◆ Your instructions ◆
Extract every line from the records below that contains the word "populates".

◆ Given records ◆

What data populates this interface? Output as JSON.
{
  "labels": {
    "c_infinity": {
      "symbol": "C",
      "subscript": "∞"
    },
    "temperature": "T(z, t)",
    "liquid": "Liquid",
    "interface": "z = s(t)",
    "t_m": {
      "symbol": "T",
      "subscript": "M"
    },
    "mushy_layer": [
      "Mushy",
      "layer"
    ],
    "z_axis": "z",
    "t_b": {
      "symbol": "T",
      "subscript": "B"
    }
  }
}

...

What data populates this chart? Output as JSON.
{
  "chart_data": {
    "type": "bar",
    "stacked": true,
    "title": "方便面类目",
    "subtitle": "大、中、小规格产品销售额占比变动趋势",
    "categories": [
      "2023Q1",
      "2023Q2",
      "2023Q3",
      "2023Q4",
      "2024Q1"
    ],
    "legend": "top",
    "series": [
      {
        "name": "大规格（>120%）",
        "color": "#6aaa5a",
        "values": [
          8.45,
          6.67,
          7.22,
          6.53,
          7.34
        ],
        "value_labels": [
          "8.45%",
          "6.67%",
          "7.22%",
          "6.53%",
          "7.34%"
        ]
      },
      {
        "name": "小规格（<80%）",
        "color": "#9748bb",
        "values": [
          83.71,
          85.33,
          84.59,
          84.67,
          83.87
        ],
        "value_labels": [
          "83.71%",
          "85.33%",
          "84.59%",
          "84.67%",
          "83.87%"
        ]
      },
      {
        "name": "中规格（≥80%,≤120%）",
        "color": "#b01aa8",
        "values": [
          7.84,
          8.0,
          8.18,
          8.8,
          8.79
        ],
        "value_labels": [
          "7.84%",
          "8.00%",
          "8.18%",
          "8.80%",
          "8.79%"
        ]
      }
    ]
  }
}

◆ Worked solution ◆
What data populates this interface? Output as JSON.
What data populates this chart? Output as JSON.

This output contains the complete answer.